Exercise aim
Pull every line containing "title" out of the material below.

Figure contents as structured data:
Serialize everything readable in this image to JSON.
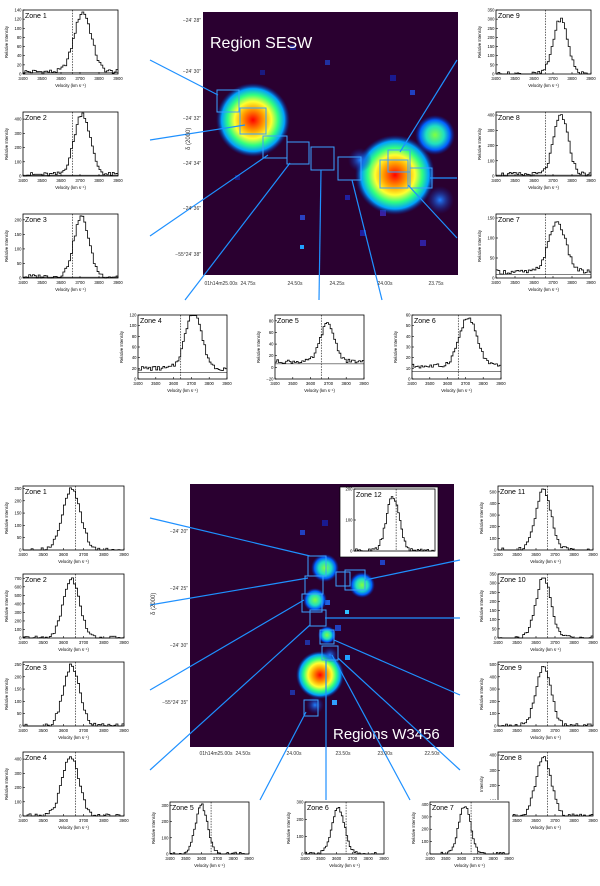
{
  "top": {
    "title": "Region SESW",
    "dec_label": "δ (2000)",
    "dec_ticks": [
      "−24′ 28″",
      "−24′ 30″",
      "−24′ 32″",
      "−24′ 34″",
      "−24′ 36″",
      "−55°24′ 38″"
    ],
    "ra_ticks": [
      "01h14m25.00s",
      "24.75s",
      "24.50s",
      "24.25s",
      "24.00s",
      "23.75s"
    ],
    "panels": [
      {
        "zone": "Zone 1",
        "ylabel": "Relative Intensity",
        "xlabel": "Velocity (km s⁻¹)",
        "yticks": [
          "0",
          "20",
          "40",
          "60",
          "80",
          "100",
          "120",
          "140"
        ],
        "ymax": 140,
        "peak": 130,
        "center": 3715,
        "width": 45,
        "dash": 3660,
        "baseline": 5
      },
      {
        "zone": "Zone 2",
        "ylabel": "Relative Intensity",
        "xlabel": "Velocity (km s⁻¹)",
        "yticks": [
          "0",
          "100",
          "200",
          "300",
          "400"
        ],
        "ymax": 450,
        "peak": 430,
        "center": 3712,
        "width": 42,
        "dash": 3660,
        "baseline": 10
      },
      {
        "zone": "Zone 3",
        "ylabel": "Relative Intensity",
        "xlabel": "Velocity (km s⁻¹)",
        "yticks": [
          "0",
          "50",
          "100",
          "150",
          "200"
        ],
        "ymax": 220,
        "peak": 205,
        "center": 3708,
        "width": 40,
        "dash": 3660,
        "baseline": 5
      },
      {
        "zone": "Zone 9",
        "ylabel": "Relative Intensity",
        "xlabel": "Velocity (km s⁻¹)",
        "yticks": [
          "0",
          "50",
          "100",
          "150",
          "200",
          "250",
          "300",
          "350"
        ],
        "ymax": 350,
        "peak": 300,
        "center": 3740,
        "width": 38,
        "dash": 3660,
        "baseline": 0
      },
      {
        "zone": "Zone 8",
        "ylabel": "Relative Intensity",
        "xlabel": "Velocity (km s⁻¹)",
        "yticks": [
          "0",
          "100",
          "200",
          "300",
          "400"
        ],
        "ymax": 420,
        "peak": 390,
        "center": 3742,
        "width": 38,
        "dash": 3660,
        "baseline": 10
      },
      {
        "zone": "Zone 7",
        "ylabel": "Relative Intensity",
        "xlabel": "Velocity (km s⁻¹)",
        "yticks": [
          "0",
          "50",
          "100",
          "150"
        ],
        "ymax": 160,
        "peak": 125,
        "center": 3722,
        "width": 45,
        "dash": 3660,
        "baseline": 15
      },
      {
        "zone": "Zone 4",
        "ylabel": "Relative Intensity",
        "xlabel": "Velocity (km s⁻¹)",
        "yticks": [
          "0",
          "20",
          "40",
          "60",
          "80",
          "100",
          "120"
        ],
        "ymax": 120,
        "peak": 108,
        "center": 3712,
        "width": 45,
        "dash": 3640,
        "baseline": 20
      },
      {
        "zone": "Zone 5",
        "ylabel": "Relative Intensity",
        "xlabel": "Velocity (km s⁻¹)",
        "yticks": [
          "−20",
          "0",
          "20",
          "40",
          "60",
          "80"
        ],
        "ymax": 90,
        "peak": 65,
        "center": 3695,
        "width": 40,
        "dash": 3660,
        "baseline": 10
      },
      {
        "zone": "Zone 6",
        "ylabel": "Relative Intensity",
        "xlabel": "Velocity (km s⁻¹)",
        "yticks": [
          "0",
          "10",
          "20",
          "30",
          "40",
          "50",
          "60"
        ],
        "ymax": 60,
        "peak": 45,
        "center": 3715,
        "width": 50,
        "dash": 3660,
        "baseline": 12
      }
    ]
  },
  "bottom": {
    "title": "Regions W3456",
    "dec_label": "δ (2000)",
    "dec_ticks": [
      "−24′ 20″",
      "−24′ 25″",
      "−24′ 30″",
      "−55°24′ 35″"
    ],
    "ra_ticks": [
      "01h14m25.00s",
      "24.50s",
      "24.00s",
      "23.50s",
      "23.00s",
      "22.50s"
    ],
    "panels": [
      {
        "zone": "Zone 1",
        "ylabel": "Relative Intensity",
        "xlabel": "Velocity (km s⁻¹)",
        "yticks": [
          "0",
          "50",
          "100",
          "150",
          "200",
          "250"
        ],
        "ymax": 260,
        "peak": 245,
        "center": 3640,
        "width": 45,
        "dash": 3660,
        "baseline": 0
      },
      {
        "zone": "Zone 2",
        "ylabel": "Relative Intensity",
        "xlabel": "Velocity (km s⁻¹)",
        "yticks": [
          "0",
          "100",
          "200",
          "300",
          "400",
          "500",
          "600",
          "700"
        ],
        "ymax": 750,
        "peak": 700,
        "center": 3640,
        "width": 40,
        "dash": 3660,
        "baseline": 0
      },
      {
        "zone": "Zone 3",
        "ylabel": "Relative Intensity",
        "xlabel": "Velocity (km s⁻¹)",
        "yticks": [
          "0",
          "50",
          "100",
          "150",
          "200",
          "250"
        ],
        "ymax": 260,
        "peak": 245,
        "center": 3640,
        "width": 40,
        "dash": 3660,
        "baseline": 0
      },
      {
        "zone": "Zone 4",
        "ylabel": "Relative Intensity",
        "xlabel": "Velocity (km s⁻¹)",
        "yticks": [
          "0",
          "100",
          "200",
          "300",
          "400"
        ],
        "ymax": 450,
        "peak": 420,
        "center": 3635,
        "width": 42,
        "dash": 3660,
        "baseline": 0
      },
      {
        "zone": "Zone 11",
        "ylabel": "Relative Intensity",
        "xlabel": "Velocity (km s⁻¹)",
        "yticks": [
          "0",
          "100",
          "200",
          "300",
          "400",
          "500"
        ],
        "ymax": 550,
        "peak": 520,
        "center": 3640,
        "width": 40,
        "dash": 3660,
        "baseline": 0
      },
      {
        "zone": "Zone 10",
        "ylabel": "Relative Intensity",
        "xlabel": "Velocity (km s⁻¹)",
        "yticks": [
          "0",
          "50",
          "100",
          "150",
          "200",
          "250",
          "300",
          "350"
        ],
        "ymax": 350,
        "peak": 330,
        "center": 3640,
        "width": 40,
        "dash": 3660,
        "baseline": 0
      },
      {
        "zone": "Zone 9",
        "ylabel": "Relative Intensity",
        "xlabel": "Velocity (km s⁻¹)",
        "yticks": [
          "0",
          "100",
          "200",
          "300",
          "400",
          "500"
        ],
        "ymax": 520,
        "peak": 470,
        "center": 3640,
        "width": 40,
        "dash": 3660,
        "baseline": 0
      },
      {
        "zone": "Zone 8",
        "ylabel": "Intensity",
        "xlabel": "Velocity (km s⁻¹)",
        "yticks": [
          "0",
          "100",
          "200",
          "300",
          "400"
        ],
        "ymax": 420,
        "peak": 390,
        "center": 3640,
        "width": 40,
        "dash": 3660,
        "baseline": 0
      },
      {
        "zone": "Zone 5",
        "ylabel": "Relative Intensity",
        "xlabel": "Velocity (km s⁻¹)",
        "yticks": [
          "0",
          "100",
          "200",
          "300"
        ],
        "ymax": 320,
        "peak": 300,
        "center": 3600,
        "width": 38,
        "dash": 3660,
        "baseline": 0
      },
      {
        "zone": "Zone 6",
        "ylabel": "Relative Intensity",
        "xlabel": "Velocity (km s⁻¹)",
        "yticks": [
          "0",
          "100",
          "200",
          "300"
        ],
        "ymax": 300,
        "peak": 270,
        "center": 3610,
        "width": 40,
        "dash": 3660,
        "baseline": 0
      },
      {
        "zone": "Zone 7",
        "ylabel": "Relative Intensity",
        "xlabel": "Velocity (km s⁻¹)",
        "yticks": [
          "0",
          "100",
          "200",
          "300",
          "400"
        ],
        "ymax": 420,
        "peak": 390,
        "center": 3620,
        "width": 38,
        "dash": 3660,
        "baseline": 0
      },
      {
        "zone": "Zone 12",
        "ylabel": "",
        "xlabel": "",
        "yticks": [
          "0",
          "100",
          "200"
        ],
        "ymax": 200,
        "peak": 175,
        "center": 3640,
        "width": 40,
        "dash": 3660,
        "baseline": 0
      }
    ]
  },
  "xticks": [
    "3400",
    "3500",
    "3600",
    "3700",
    "3800",
    "3900"
  ],
  "colors": {
    "map_bg": "#2a0030",
    "line": "#1e90ff"
  }
}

Solution
    "title": "Region SESW",
    "title": "Regions W3456",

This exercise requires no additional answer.